Les sociaux-démocrates allemands visent l’hégémonie mondiale

Le gouvernement allemand dirigé par le Parti social-démocrate (SPD) intensifie agressivement sa politique de guerre. L’annonce par le chancelier Olaf Scholz de la livraison de chars de combat  Leopard-2 à l’Ukraine la semaine dernière a été suivie d’appels à la livraison d’avions de combat. Si Scholz s’y refuse encore, du moins publiquement, la coprésidente du SPD, Saskia Esken, interrogée dans l’émission «Reportage de Berlin» dimanche, n’a pas exclu d’envoyer des avions à Kiev.

• ENTRÉES FOURNIES:
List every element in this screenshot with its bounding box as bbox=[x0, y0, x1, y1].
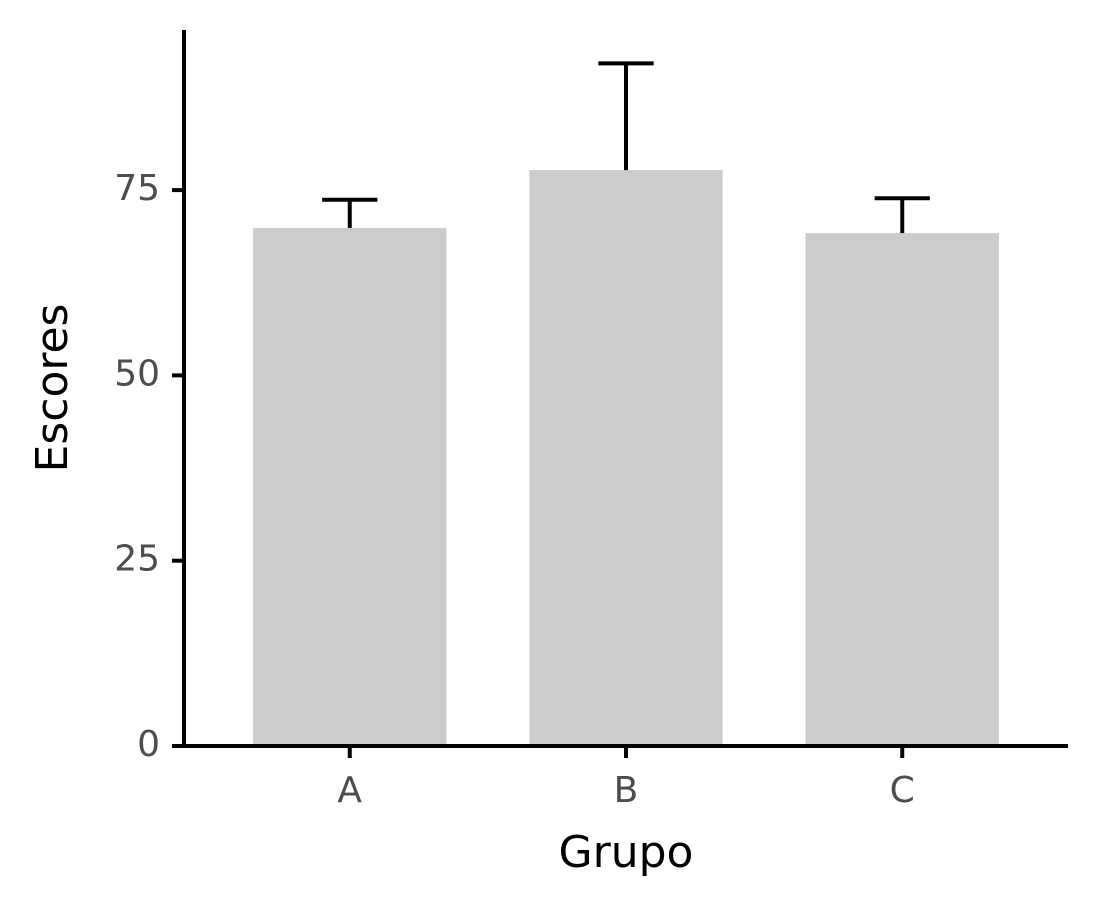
bar bbox=[253, 227, 447, 746]
bar bbox=[805, 233, 999, 747]
y-tick-label: 0 bbox=[137, 724, 160, 765]
x-tick-label: C bbox=[890, 770, 915, 811]
y-tick-label: 75 bbox=[114, 168, 160, 209]
x-tick-label: A bbox=[337, 770, 362, 811]
y-axis-title: Escores bbox=[27, 304, 78, 473]
error-bar bbox=[322, 197, 378, 228]
error-bar bbox=[598, 61, 654, 171]
error-bar bbox=[874, 196, 930, 234]
y-tick-label: 25 bbox=[114, 539, 160, 580]
x-tick-label: B bbox=[614, 770, 639, 811]
x-axis-title: Grupo bbox=[559, 827, 694, 878]
y-tick-label: 50 bbox=[114, 353, 160, 394]
bar bbox=[529, 170, 723, 746]
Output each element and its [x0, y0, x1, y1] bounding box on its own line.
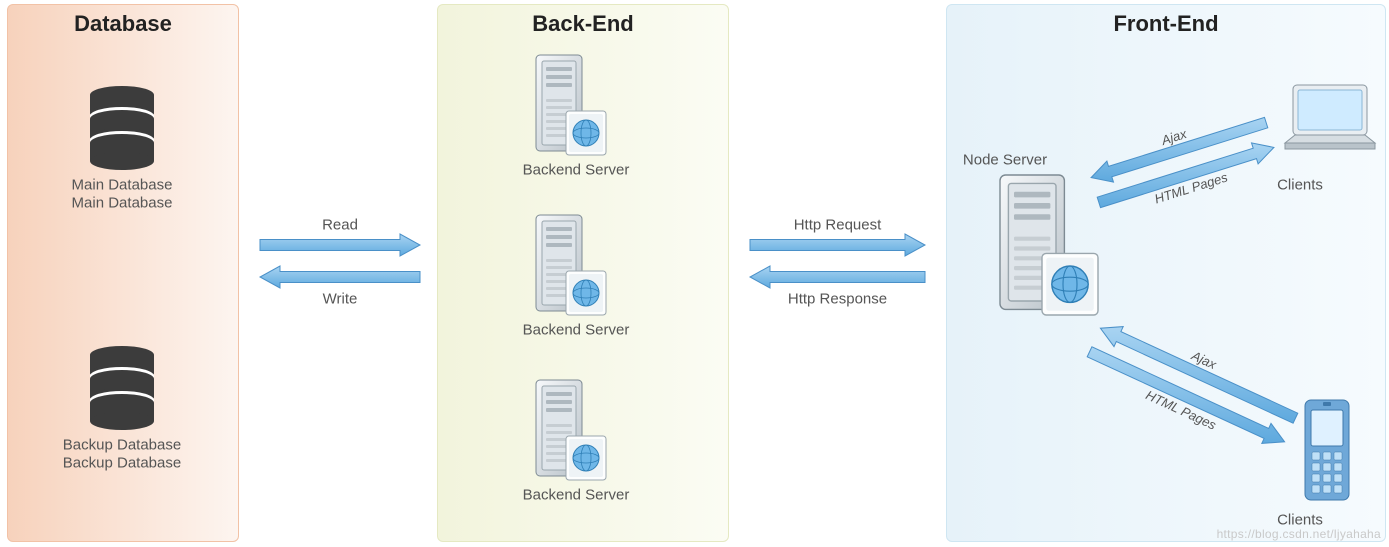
- backend-frontend-label-top: Http Request: [794, 217, 882, 234]
- database-label-1-1: Backup Database: [63, 455, 181, 472]
- client-label-1: Clients: [1277, 512, 1323, 529]
- database-label-0-1: Main Database: [72, 195, 173, 212]
- frontend-panel: Front-End: [946, 4, 1386, 542]
- db-backend-arrow-top: [260, 234, 420, 256]
- backend-server-label-0: Backend Server: [523, 162, 630, 179]
- backend-frontend-arrow-top: [750, 234, 925, 256]
- database-label-0-0: Main Database: [72, 177, 173, 194]
- backend-frontend-arrow-bottom: [750, 266, 925, 288]
- backend-server-label-1: Backend Server: [523, 322, 630, 339]
- backend-panel: Back-End: [437, 4, 729, 542]
- db-backend-label-top: Read: [322, 217, 358, 234]
- backend-server-label-2: Backend Server: [523, 487, 630, 504]
- db-backend-label-bottom: Write: [323, 291, 358, 308]
- db-backend-arrow-bottom: [260, 266, 420, 288]
- database-label-1-0: Backup Database: [63, 437, 181, 454]
- backend-frontend-label-bottom: Http Response: [788, 291, 887, 308]
- database-title: Database: [8, 11, 238, 37]
- node-server-label: Node Server: [963, 152, 1047, 169]
- client-label-0: Clients: [1277, 177, 1323, 194]
- watermark: https://blog.csdn.net/ljyahaha: [1217, 527, 1381, 541]
- frontend-title: Front-End: [947, 11, 1385, 37]
- backend-title: Back-End: [438, 11, 728, 37]
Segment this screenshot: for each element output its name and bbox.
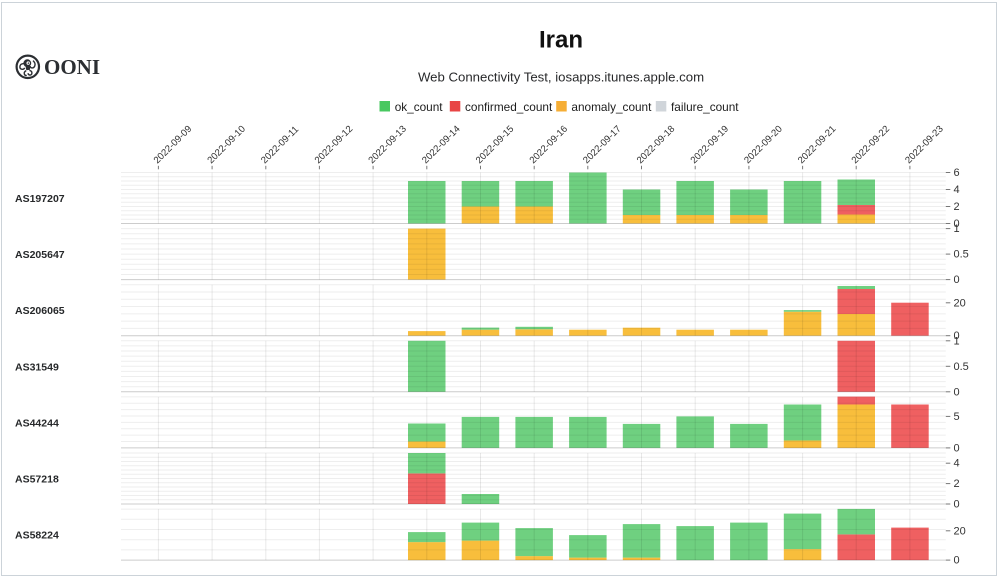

• TRAVAIL DEMANDÉ:
1: Dans l'article sur la politique de guerre allemande, qui n'a pas exclu d'envoyer des avions à Kiev ?
2: Poursuivez l'article sur la politique de guerre allemande après sa dernière phrase.
Les entrées ne servent pas pour cet exercice.

• RÉPONSES ATTENDUES:
1: La coprésidente du SPD, Saskia Esken.

2:
Le chancelier SPD, Olaf Scholz, devant un drapeau européen et des soldats des forces armées allemandes [AP Photo/Markus Schreiber]. [AP Photo/Markus Schreiber]

Le nouveau ministre social-démocrate de la défense, Boris Pistorius, a profité de ses premiers jours en fonction pour promouvoir un réarmement et une militarisation de la société encore plus complets. «Les 100  milliards d’euros ne suffiront pas», a-t-il déclaré dans une interview accordée au Süddeutsche Zeitung, faisant référence au fonds spécial de la Bundeswehr [armée allemande] récemment adopté par le Bundestag [parlement fédéral]. Il a ajouté que «suspendre le service militaire obligatoire [avait] été une erreur» car l’armée était « au centre de la société».

Il est de plus en plus clair que la classe dirigeante considère la guerre menée par l’OTAN contre la Russie comme l’occasion de réaliser ses plans, longtemps caressés, de devenir puissance mondiale et de faire à nouveau de l’Allemagne, 90  ans après la prise de pouvoir d’Hitler, une force militaire de premier plan. C’est ce que souligne un document stratégique récemment présenté par la « Commission de politique internationale» du SPD et intitulé : «Réponses sociales-démocrates à un monde en plein bouleversement».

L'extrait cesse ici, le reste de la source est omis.